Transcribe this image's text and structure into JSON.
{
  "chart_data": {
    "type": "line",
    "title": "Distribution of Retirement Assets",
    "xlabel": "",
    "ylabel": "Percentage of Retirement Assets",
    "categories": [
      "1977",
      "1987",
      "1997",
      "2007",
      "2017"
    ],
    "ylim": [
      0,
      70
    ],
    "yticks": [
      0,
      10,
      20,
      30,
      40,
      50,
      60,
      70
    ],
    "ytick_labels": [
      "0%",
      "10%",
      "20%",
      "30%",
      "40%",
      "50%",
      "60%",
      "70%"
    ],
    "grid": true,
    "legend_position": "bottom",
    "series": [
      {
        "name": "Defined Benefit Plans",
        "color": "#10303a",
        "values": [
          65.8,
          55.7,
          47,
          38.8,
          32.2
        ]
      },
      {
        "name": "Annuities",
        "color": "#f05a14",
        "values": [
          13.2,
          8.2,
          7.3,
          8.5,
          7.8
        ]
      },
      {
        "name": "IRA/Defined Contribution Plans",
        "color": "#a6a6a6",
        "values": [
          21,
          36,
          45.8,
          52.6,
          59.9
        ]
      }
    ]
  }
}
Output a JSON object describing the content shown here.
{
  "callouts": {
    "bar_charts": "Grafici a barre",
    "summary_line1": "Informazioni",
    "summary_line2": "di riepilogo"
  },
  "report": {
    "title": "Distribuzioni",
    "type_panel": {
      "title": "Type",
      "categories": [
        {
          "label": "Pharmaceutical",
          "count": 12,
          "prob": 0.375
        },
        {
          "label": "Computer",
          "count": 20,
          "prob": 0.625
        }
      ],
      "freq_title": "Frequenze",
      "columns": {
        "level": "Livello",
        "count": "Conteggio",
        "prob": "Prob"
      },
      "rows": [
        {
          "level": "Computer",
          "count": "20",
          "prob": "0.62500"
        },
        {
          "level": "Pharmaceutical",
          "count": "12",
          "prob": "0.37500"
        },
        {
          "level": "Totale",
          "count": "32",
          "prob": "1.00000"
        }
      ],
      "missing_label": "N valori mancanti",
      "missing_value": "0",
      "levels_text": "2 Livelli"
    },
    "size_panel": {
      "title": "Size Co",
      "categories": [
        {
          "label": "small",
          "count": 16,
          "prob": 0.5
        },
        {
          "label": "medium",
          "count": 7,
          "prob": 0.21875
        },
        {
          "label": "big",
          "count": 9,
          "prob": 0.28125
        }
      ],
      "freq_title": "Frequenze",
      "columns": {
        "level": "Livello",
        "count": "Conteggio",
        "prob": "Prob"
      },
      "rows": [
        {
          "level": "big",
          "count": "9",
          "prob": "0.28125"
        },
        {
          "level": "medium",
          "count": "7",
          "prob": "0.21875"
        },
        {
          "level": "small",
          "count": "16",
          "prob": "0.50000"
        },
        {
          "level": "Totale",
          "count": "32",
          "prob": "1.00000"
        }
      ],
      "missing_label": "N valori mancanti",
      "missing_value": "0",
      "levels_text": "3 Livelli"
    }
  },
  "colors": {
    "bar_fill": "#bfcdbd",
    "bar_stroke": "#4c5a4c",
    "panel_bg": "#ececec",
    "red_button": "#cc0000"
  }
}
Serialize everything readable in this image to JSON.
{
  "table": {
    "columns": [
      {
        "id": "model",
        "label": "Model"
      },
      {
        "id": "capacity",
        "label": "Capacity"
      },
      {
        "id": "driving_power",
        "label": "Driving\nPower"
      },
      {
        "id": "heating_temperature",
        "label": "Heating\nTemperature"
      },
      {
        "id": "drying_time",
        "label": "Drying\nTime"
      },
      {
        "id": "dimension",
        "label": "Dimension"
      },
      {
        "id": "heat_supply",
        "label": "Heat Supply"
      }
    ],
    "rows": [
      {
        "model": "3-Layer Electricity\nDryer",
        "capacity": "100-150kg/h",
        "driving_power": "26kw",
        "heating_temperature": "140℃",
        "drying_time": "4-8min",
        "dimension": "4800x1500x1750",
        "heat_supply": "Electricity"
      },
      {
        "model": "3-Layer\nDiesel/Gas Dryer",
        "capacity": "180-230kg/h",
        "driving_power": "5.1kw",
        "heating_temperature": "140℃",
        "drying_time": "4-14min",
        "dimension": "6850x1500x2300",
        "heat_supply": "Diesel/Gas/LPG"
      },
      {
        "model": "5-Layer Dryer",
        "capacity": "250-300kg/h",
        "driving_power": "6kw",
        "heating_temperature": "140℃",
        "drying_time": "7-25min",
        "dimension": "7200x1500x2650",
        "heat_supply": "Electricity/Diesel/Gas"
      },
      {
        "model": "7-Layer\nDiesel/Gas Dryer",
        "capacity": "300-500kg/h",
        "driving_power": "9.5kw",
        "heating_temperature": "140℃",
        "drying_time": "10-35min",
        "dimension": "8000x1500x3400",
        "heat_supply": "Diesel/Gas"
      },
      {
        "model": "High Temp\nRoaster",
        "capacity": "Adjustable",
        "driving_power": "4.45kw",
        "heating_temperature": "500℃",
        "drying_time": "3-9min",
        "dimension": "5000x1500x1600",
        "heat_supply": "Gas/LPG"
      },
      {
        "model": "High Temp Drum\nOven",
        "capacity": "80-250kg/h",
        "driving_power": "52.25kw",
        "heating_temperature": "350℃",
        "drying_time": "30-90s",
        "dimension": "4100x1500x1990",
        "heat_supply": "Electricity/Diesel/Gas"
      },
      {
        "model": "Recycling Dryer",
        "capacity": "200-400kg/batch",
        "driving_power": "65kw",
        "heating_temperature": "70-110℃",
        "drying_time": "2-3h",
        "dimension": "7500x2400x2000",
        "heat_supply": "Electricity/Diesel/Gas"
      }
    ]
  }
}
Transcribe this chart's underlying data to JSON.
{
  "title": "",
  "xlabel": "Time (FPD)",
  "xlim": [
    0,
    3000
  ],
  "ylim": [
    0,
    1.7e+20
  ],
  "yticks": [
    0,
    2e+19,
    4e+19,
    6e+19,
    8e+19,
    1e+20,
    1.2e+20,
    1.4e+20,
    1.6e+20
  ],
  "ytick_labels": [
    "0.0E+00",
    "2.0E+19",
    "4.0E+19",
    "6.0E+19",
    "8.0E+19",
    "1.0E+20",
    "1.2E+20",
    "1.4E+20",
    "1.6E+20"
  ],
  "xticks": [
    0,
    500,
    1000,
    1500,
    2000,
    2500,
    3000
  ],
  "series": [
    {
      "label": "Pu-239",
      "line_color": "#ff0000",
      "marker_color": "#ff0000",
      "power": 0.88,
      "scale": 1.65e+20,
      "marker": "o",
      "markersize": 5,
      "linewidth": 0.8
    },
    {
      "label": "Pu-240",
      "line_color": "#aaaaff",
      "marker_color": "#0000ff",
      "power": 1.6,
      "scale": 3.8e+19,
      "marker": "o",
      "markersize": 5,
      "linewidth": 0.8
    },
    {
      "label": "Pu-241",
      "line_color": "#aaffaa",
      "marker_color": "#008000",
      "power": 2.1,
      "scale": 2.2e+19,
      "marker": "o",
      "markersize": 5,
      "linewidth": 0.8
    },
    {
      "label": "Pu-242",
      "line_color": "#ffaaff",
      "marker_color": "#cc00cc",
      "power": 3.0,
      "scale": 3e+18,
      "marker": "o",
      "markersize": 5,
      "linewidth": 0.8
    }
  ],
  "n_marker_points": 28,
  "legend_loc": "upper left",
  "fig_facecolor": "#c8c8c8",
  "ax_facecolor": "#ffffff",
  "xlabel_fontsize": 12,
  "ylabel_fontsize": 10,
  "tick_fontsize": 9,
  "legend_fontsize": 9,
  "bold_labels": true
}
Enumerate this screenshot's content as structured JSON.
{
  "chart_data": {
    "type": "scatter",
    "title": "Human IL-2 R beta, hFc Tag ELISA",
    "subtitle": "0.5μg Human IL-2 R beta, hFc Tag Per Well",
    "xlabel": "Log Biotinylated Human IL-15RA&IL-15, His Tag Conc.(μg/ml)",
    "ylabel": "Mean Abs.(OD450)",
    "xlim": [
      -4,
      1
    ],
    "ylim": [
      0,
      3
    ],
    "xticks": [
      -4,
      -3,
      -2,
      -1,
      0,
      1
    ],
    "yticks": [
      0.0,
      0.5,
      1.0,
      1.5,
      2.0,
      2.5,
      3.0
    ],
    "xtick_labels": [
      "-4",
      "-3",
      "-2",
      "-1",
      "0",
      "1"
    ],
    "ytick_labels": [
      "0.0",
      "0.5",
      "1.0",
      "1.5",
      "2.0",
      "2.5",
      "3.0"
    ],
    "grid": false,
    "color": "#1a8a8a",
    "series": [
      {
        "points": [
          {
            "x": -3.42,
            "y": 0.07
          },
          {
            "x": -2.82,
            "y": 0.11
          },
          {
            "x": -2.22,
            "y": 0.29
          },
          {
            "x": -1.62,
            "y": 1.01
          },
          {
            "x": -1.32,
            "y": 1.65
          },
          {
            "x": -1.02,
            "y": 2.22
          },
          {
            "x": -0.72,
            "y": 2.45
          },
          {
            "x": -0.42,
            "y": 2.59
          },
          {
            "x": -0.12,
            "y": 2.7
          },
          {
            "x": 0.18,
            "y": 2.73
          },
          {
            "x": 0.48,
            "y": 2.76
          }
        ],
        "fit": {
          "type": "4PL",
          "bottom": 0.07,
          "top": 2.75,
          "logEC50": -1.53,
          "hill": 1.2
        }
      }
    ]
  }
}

.....

Written request :: Lines that hold the word "Pharmaceutical" are the ones to return, every one of them.

Output ::
          "label": "Pharmaceutical",
          "level": "Pharmaceutical",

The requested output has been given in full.